Problem - For the entries that follow, tally the lines holding the string "baidu". Give the total and nothing else.

(Collected data)
##############################

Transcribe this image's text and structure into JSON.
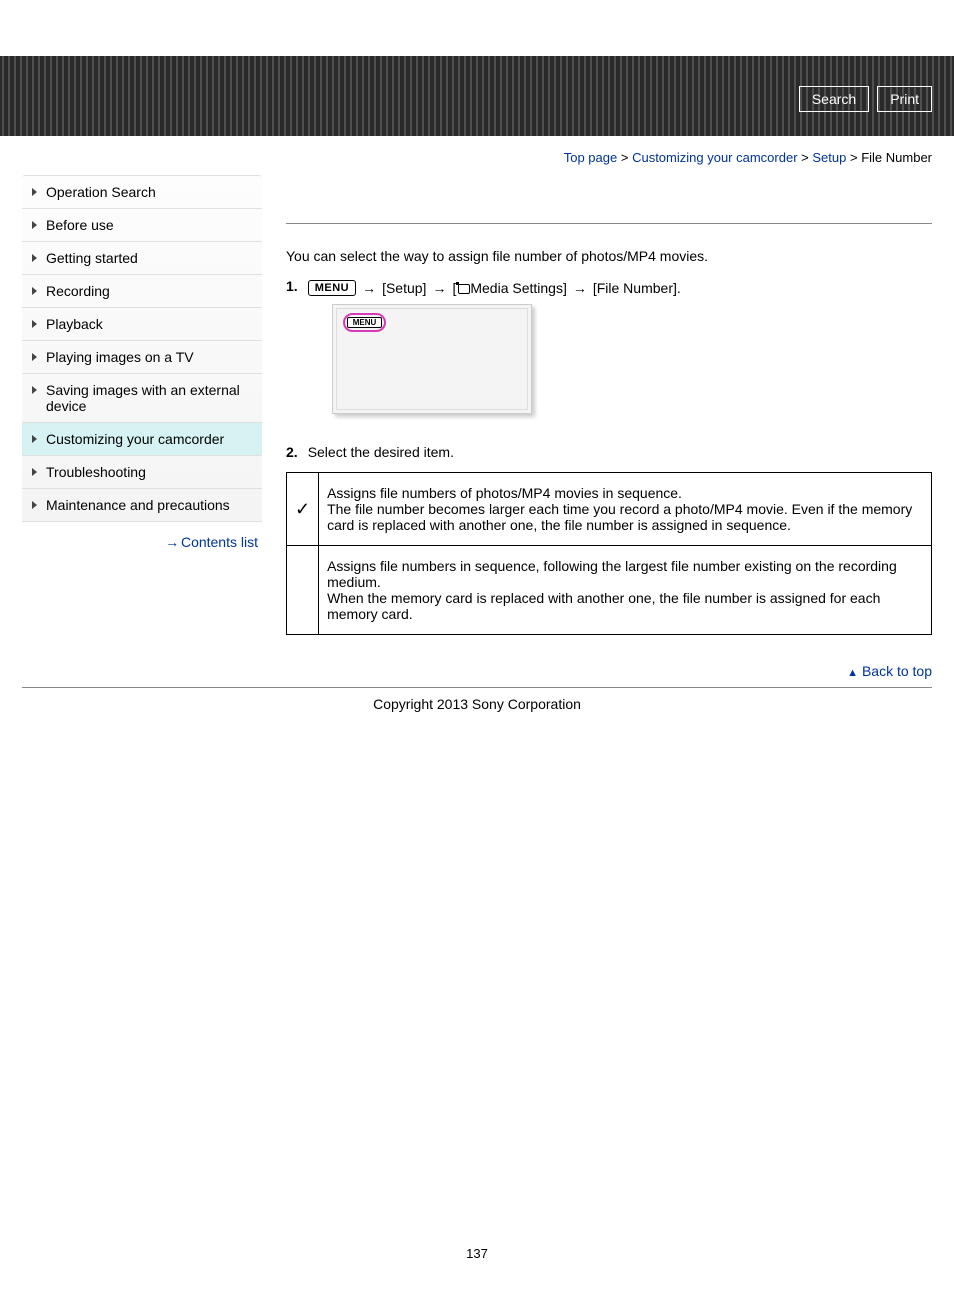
{
  "header": {
    "search_label": "Search",
    "print_label": "Print"
  },
  "breadcrumb": {
    "items": [
      "Top page",
      "Customizing your camcorder",
      "Setup"
    ],
    "current": "File Number"
  },
  "sidebar": {
    "items": [
      "Operation Search",
      "Before use",
      "Getting started",
      "Recording",
      "Playback",
      "Playing images on a TV",
      "Saving images with an external device",
      "Customizing your camcorder",
      "Troubleshooting",
      "Maintenance and precautions"
    ],
    "active_index": 7,
    "contents_list": "Contents list"
  },
  "main": {
    "intro": "You can select the way to assign file number of photos/MP4 movies.",
    "step1_num": "1.",
    "menu_box": "MENU",
    "path_parts": {
      "setup": "[Setup]",
      "media_prefix": "[",
      "media": "Media Settings]",
      "file_number": "[File Number]."
    },
    "menu_tag": "MENU",
    "step2_num": "2.",
    "select_text": "Select the desired item.",
    "options": [
      {
        "checked": true,
        "line1": "Assigns file numbers of photos/MP4 movies in sequence.",
        "line2": "The file number becomes larger each time you record a photo/MP4 movie. Even if the memory card is replaced with another one, the file number is assigned in sequence."
      },
      {
        "checked": false,
        "line1": "Assigns file numbers in sequence, following the largest file number existing on the recording medium.",
        "line2": "When the memory card is replaced with another one, the file number is assigned for each memory card."
      }
    ]
  },
  "footer": {
    "back_to_top": "Back to top",
    "copyright": "Copyright 2013 Sony Corporation",
    "page_num": "137"
  }
}
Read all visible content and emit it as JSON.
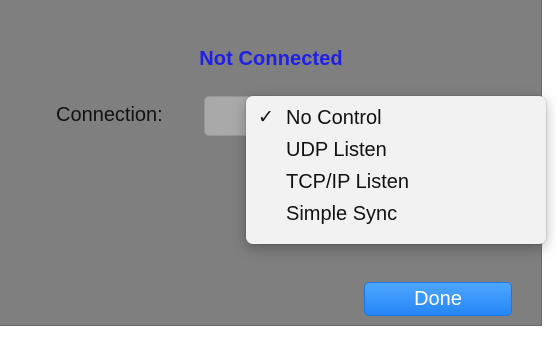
{
  "dialog": {
    "status_title": "Not Connected",
    "connection_label": "Connection:",
    "done_label": "Done",
    "colors": {
      "status_title": "#1f1fe6",
      "sheet_background": "#7f7f7f",
      "menu_background": "#f2f2f2",
      "done_button": "#2486f6"
    }
  },
  "connection_menu": {
    "selected": "No Control",
    "check_glyph": "✓",
    "items": [
      {
        "label": "No Control",
        "checked": true
      },
      {
        "label": "UDP Listen",
        "checked": false
      },
      {
        "label": "TCP/IP Listen",
        "checked": false
      },
      {
        "label": "Simple Sync",
        "checked": false
      }
    ]
  }
}
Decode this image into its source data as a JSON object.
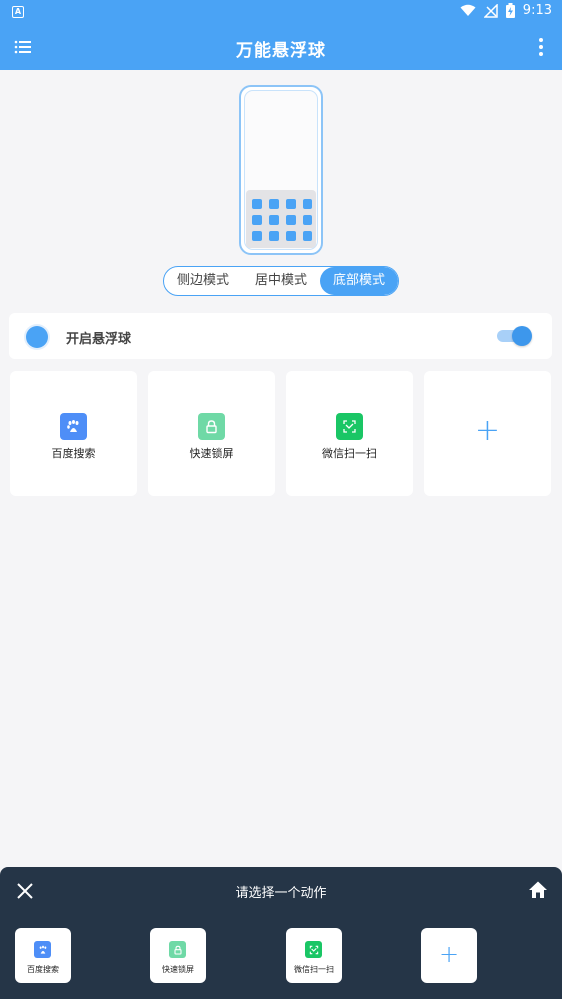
{
  "status_bar": {
    "notification_icon": "a-square-icon",
    "time": "9:13",
    "icons": [
      "wifi-icon",
      "no-signal-icon",
      "battery-charging-icon"
    ]
  },
  "app_bar": {
    "title": "万能悬浮球",
    "left_icon": "menu-list-icon",
    "right_icon": "more-vert-icon",
    "color": "#4aa3f5"
  },
  "mode_selector": {
    "options": [
      "侧边模式",
      "居中模式",
      "底部模式"
    ],
    "selected": "底部模式"
  },
  "toggle": {
    "label": "开启悬浮球",
    "enabled": true
  },
  "actions": [
    {
      "label": "百度搜索",
      "icon": "baidu-paw-icon",
      "color": "#4e8ef7"
    },
    {
      "label": "快速锁屏",
      "icon": "lock-icon",
      "color": "#6fd9a6"
    },
    {
      "label": "微信扫一扫",
      "icon": "scan-icon",
      "color": "#1ac665"
    },
    {
      "label": "+",
      "icon": "add-icon",
      "color": "#4aa3f5"
    }
  ],
  "sheet": {
    "title": "请选择一个动作",
    "left_icon": "close-icon",
    "right_icon": "home-icon",
    "background": "#253547",
    "items": [
      {
        "label": "百度搜索",
        "icon": "baidu-paw-icon"
      },
      {
        "label": "快速锁屏",
        "icon": "lock-icon"
      },
      {
        "label": "微信扫一扫",
        "icon": "scan-icon"
      },
      {
        "label": "+",
        "icon": "add-icon"
      }
    ]
  }
}
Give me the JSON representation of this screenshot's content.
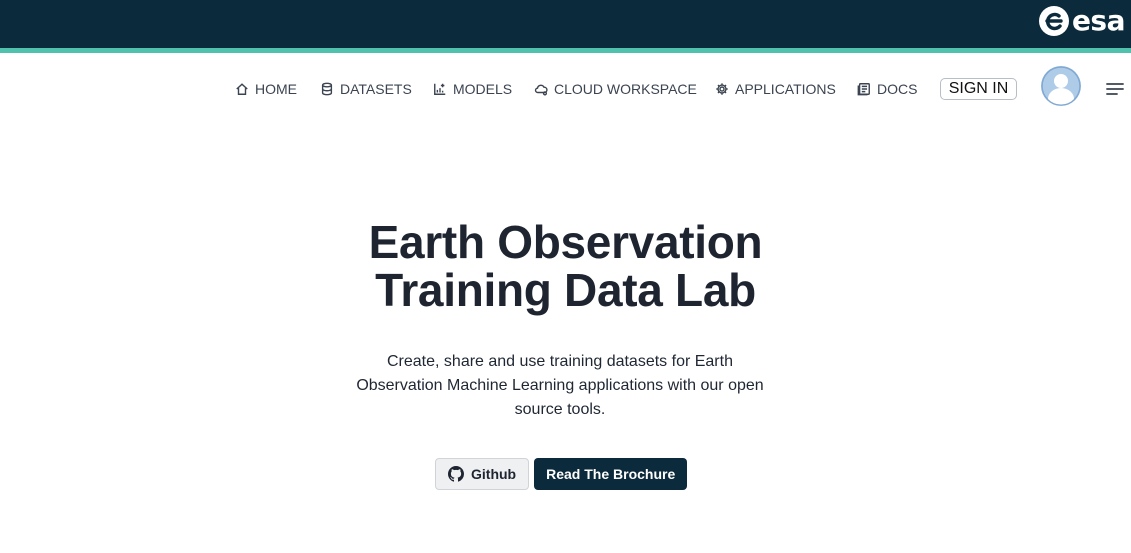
{
  "brand": {
    "logo_text": "esa"
  },
  "nav": {
    "items": [
      {
        "label": "HOME",
        "icon": "home-icon"
      },
      {
        "label": "DATASETS",
        "icon": "database-icon"
      },
      {
        "label": "MODELS",
        "icon": "chart-icon"
      },
      {
        "label": "CLOUD WORKSPACE",
        "icon": "cloud-icon"
      },
      {
        "label": "APPLICATIONS",
        "icon": "gear-icon"
      },
      {
        "label": "DOCS",
        "icon": "docs-icon"
      }
    ],
    "signin_label": "SIGN IN"
  },
  "hero": {
    "title_line1": "Earth Observation",
    "title_line2": "Training Data Lab",
    "description": "Create, share and use training datasets for Earth Observation Machine Learning applications with our open source tools.",
    "github_label": "Github",
    "brochure_label": "Read The Brochure"
  },
  "colors": {
    "header_bg": "#0b2a3b",
    "accent": "#4fc1ad",
    "primary_button": "#0b2a3b"
  }
}
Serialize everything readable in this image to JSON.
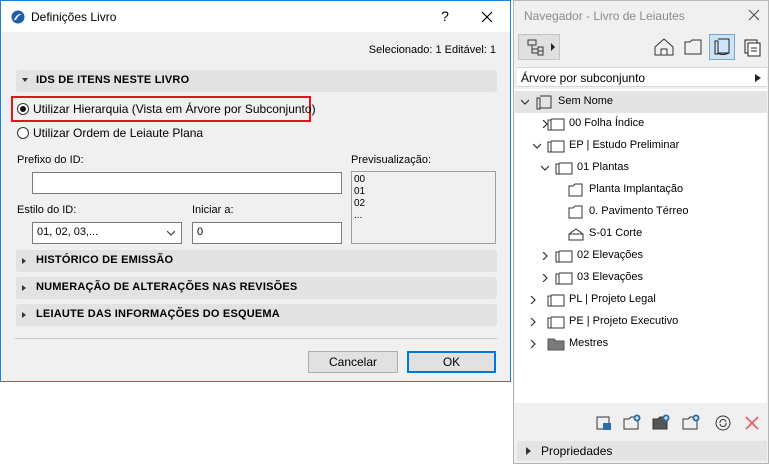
{
  "dialog": {
    "title": "Definições Livro",
    "help_label": "?",
    "selected_info": "Selecionado: 1 Editável: 1",
    "sections": {
      "ids": "IDS DE ITENS NESTE LIVRO",
      "history": "HISTÓRICO DE EMISSÃO",
      "numbering": "NUMERAÇÃO DE ALTERAÇÕES NAS REVISÕES",
      "layout_info": "LEIAUTE DAS INFORMAÇÕES DO ESQUEMA"
    },
    "radio_hierarchy": "Utilizar Hierarquia (Vista em Árvore por Subconjunto)",
    "radio_flat": "Utilizar Ordem de Leiaute Plana",
    "prefix_label": "Prefixo do ID:",
    "prefix_value": "",
    "preview_label": "Previsualização:",
    "preview_lines": [
      "00",
      "01",
      "02",
      "..."
    ],
    "style_label": "Estilo do ID:",
    "style_value": "01, 02, 03,...",
    "start_label": "Iniciar a:",
    "start_value": "0",
    "cancel_label": "Cancelar",
    "ok_label": "OK"
  },
  "navigator": {
    "title": "Navegador - Livro de Leiautes",
    "dropdown_label": "Árvore por subconjunto",
    "tree": [
      {
        "label": "Sem Nome"
      },
      {
        "label": "00 Folha Índice"
      },
      {
        "label": "EP | Estudo Preliminar"
      },
      {
        "label": "01 Plantas"
      },
      {
        "label": "Planta Implantação"
      },
      {
        "label": "0. Pavimento Térreo"
      },
      {
        "label": "S-01 Corte"
      },
      {
        "label": "02 Elevações"
      },
      {
        "label": "03 Elevações"
      },
      {
        "label": "PL | Projeto Legal"
      },
      {
        "label": "PE | Projeto Executivo"
      },
      {
        "label": "Mestres"
      }
    ],
    "properties_label": "Propriedades"
  }
}
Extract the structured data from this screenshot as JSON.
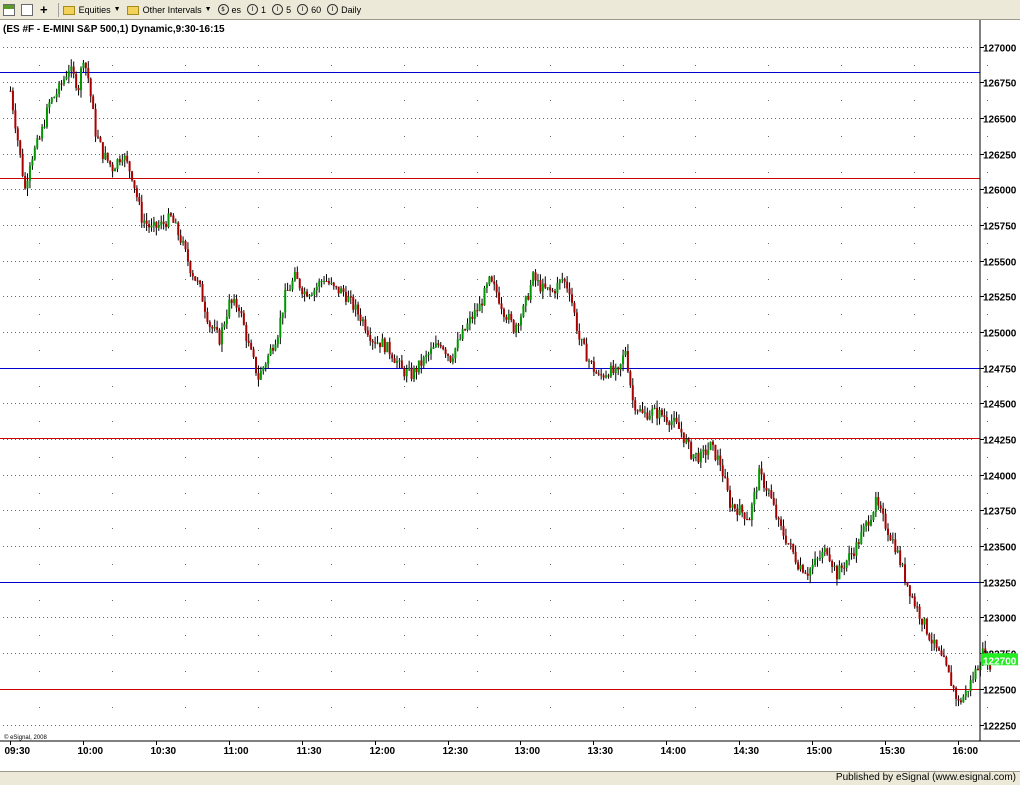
{
  "toolbar": {
    "equities_label": "Equities",
    "other_intervals_label": "Other Intervals",
    "symbol_label": "es",
    "interval_1": "1",
    "interval_5": "5",
    "interval_60": "60",
    "interval_daily": "Daily"
  },
  "footer": {
    "published_label": "Published by eSignal (www.esignal.com)"
  },
  "chart_data": {
    "type": "candlestick",
    "title": "(ES #F - E-MINI S&P 500,1) Dynamic,9:30-16:15",
    "watermark": "© eSignal, 2008",
    "price_label": "122700",
    "price_label_value": 1227.0,
    "y_ticks": [
      {
        "value": 1270.0,
        "label": "127000"
      },
      {
        "value": 1267.5,
        "label": "126750"
      },
      {
        "value": 1265.0,
        "label": "126500"
      },
      {
        "value": 1262.5,
        "label": "126250"
      },
      {
        "value": 1260.0,
        "label": "126000"
      },
      {
        "value": 1257.5,
        "label": "125750"
      },
      {
        "value": 1255.0,
        "label": "125500"
      },
      {
        "value": 1252.5,
        "label": "125250"
      },
      {
        "value": 1250.0,
        "label": "125000"
      },
      {
        "value": 1247.5,
        "label": "124750"
      },
      {
        "value": 1245.0,
        "label": "124500"
      },
      {
        "value": 1242.5,
        "label": "124250"
      },
      {
        "value": 1240.0,
        "label": "124000"
      },
      {
        "value": 1237.5,
        "label": "123750"
      },
      {
        "value": 1235.0,
        "label": "123500"
      },
      {
        "value": 1232.5,
        "label": "123250"
      },
      {
        "value": 1230.0,
        "label": "123000"
      },
      {
        "value": 1227.5,
        "label": "122750"
      },
      {
        "value": 1225.0,
        "label": "122500"
      },
      {
        "value": 1222.5,
        "label": "122250"
      }
    ],
    "x_ticks": [
      {
        "minute": 0,
        "label": "09:30"
      },
      {
        "minute": 30,
        "label": "10:00"
      },
      {
        "minute": 60,
        "label": "10:30"
      },
      {
        "minute": 90,
        "label": "11:00"
      },
      {
        "minute": 120,
        "label": "11:30"
      },
      {
        "minute": 150,
        "label": "12:00"
      },
      {
        "minute": 180,
        "label": "12:30"
      },
      {
        "minute": 210,
        "label": "13:00"
      },
      {
        "minute": 240,
        "label": "13:30"
      },
      {
        "minute": 270,
        "label": "14:00"
      },
      {
        "minute": 300,
        "label": "14:30"
      },
      {
        "minute": 330,
        "label": "15:00"
      },
      {
        "minute": 360,
        "label": "15:30"
      },
      {
        "minute": 390,
        "label": "16:00"
      }
    ],
    "xlim": [
      0,
      405
    ],
    "ylim": [
      1221.5,
      1271.0
    ],
    "horizontal_lines": [
      {
        "value": 1268.2,
        "color": "#0000cc"
      },
      {
        "value": 1260.8,
        "color": "#cc0000"
      },
      {
        "value": 1247.5,
        "color": "#0000cc"
      },
      {
        "value": 1242.6,
        "color": "#cc0000"
      },
      {
        "value": 1232.5,
        "color": "#0000cc"
      },
      {
        "value": 1225.0,
        "color": "#cc0000"
      }
    ],
    "colors": {
      "up": "#009900",
      "down": "#aa0000",
      "wick": "#000000",
      "grid": "#555555",
      "price_label_bg": "#22ee22"
    },
    "price_path": [
      [
        0,
        1266.9
      ],
      [
        3,
        1263.5
      ],
      [
        6,
        1260.0
      ],
      [
        8,
        1262.0
      ],
      [
        12,
        1263.5
      ],
      [
        16,
        1266.0
      ],
      [
        20,
        1267.0
      ],
      [
        24,
        1268.5
      ],
      [
        28,
        1267.2
      ],
      [
        30,
        1269.3
      ],
      [
        32,
        1267.8
      ],
      [
        35,
        1264.0
      ],
      [
        38,
        1262.5
      ],
      [
        42,
        1261.5
      ],
      [
        46,
        1262.5
      ],
      [
        50,
        1261.0
      ],
      [
        54,
        1258.0
      ],
      [
        58,
        1257.2
      ],
      [
        62,
        1257.5
      ],
      [
        66,
        1258.0
      ],
      [
        70,
        1256.5
      ],
      [
        74,
        1254.5
      ],
      [
        78,
        1253.0
      ],
      [
        82,
        1250.5
      ],
      [
        86,
        1249.5
      ],
      [
        90,
        1252.0
      ],
      [
        94,
        1251.8
      ],
      [
        98,
        1249.0
      ],
      [
        102,
        1246.8
      ],
      [
        106,
        1248.3
      ],
      [
        110,
        1250.0
      ],
      [
        113,
        1252.5
      ],
      [
        117,
        1253.8
      ],
      [
        121,
        1252.8
      ],
      [
        125,
        1253.0
      ],
      [
        129,
        1253.8
      ],
      [
        133,
        1253.0
      ],
      [
        137,
        1252.8
      ],
      [
        141,
        1251.8
      ],
      [
        145,
        1250.8
      ],
      [
        149,
        1249.5
      ],
      [
        153,
        1249.2
      ],
      [
        157,
        1248.5
      ],
      [
        161,
        1247.3
      ],
      [
        165,
        1247.0
      ],
      [
        169,
        1247.8
      ],
      [
        173,
        1248.6
      ],
      [
        177,
        1249.3
      ],
      [
        181,
        1248.2
      ],
      [
        185,
        1249.5
      ],
      [
        189,
        1250.8
      ],
      [
        193,
        1251.8
      ],
      [
        197,
        1253.5
      ],
      [
        200,
        1252.8
      ],
      [
        203,
        1251.5
      ],
      [
        207,
        1250.3
      ],
      [
        211,
        1251.5
      ],
      [
        215,
        1253.8
      ],
      [
        219,
        1253.0
      ],
      [
        223,
        1252.8
      ],
      [
        227,
        1253.7
      ],
      [
        230,
        1253.0
      ],
      [
        234,
        1249.5
      ],
      [
        238,
        1248.0
      ],
      [
        242,
        1246.8
      ],
      [
        246,
        1247.3
      ],
      [
        250,
        1247.0
      ],
      [
        253,
        1248.8
      ],
      [
        256,
        1245.2
      ],
      [
        260,
        1244.2
      ],
      [
        264,
        1244.4
      ],
      [
        268,
        1244.2
      ],
      [
        272,
        1243.8
      ],
      [
        276,
        1243.0
      ],
      [
        280,
        1241.5
      ],
      [
        284,
        1241.2
      ],
      [
        288,
        1242.0
      ],
      [
        292,
        1240.8
      ],
      [
        296,
        1238.0
      ],
      [
        300,
        1237.5
      ],
      [
        304,
        1237.0
      ],
      [
        308,
        1240.0
      ],
      [
        312,
        1238.8
      ],
      [
        316,
        1236.5
      ],
      [
        320,
        1235.2
      ],
      [
        324,
        1233.8
      ],
      [
        328,
        1233.2
      ],
      [
        332,
        1234.0
      ],
      [
        336,
        1234.8
      ],
      [
        340,
        1233.0
      ],
      [
        344,
        1234.0
      ],
      [
        348,
        1235.0
      ],
      [
        352,
        1236.5
      ],
      [
        356,
        1238.0
      ],
      [
        360,
        1236.5
      ],
      [
        364,
        1235.0
      ],
      [
        368,
        1232.8
      ],
      [
        372,
        1231.0
      ],
      [
        376,
        1229.5
      ],
      [
        380,
        1228.0
      ],
      [
        384,
        1226.8
      ],
      [
        388,
        1225.0
      ],
      [
        390,
        1224.0
      ],
      [
        393,
        1224.7
      ],
      [
        396,
        1225.8
      ],
      [
        400,
        1227.5
      ],
      [
        403,
        1226.8
      ]
    ]
  }
}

##############################

Result for this task - 2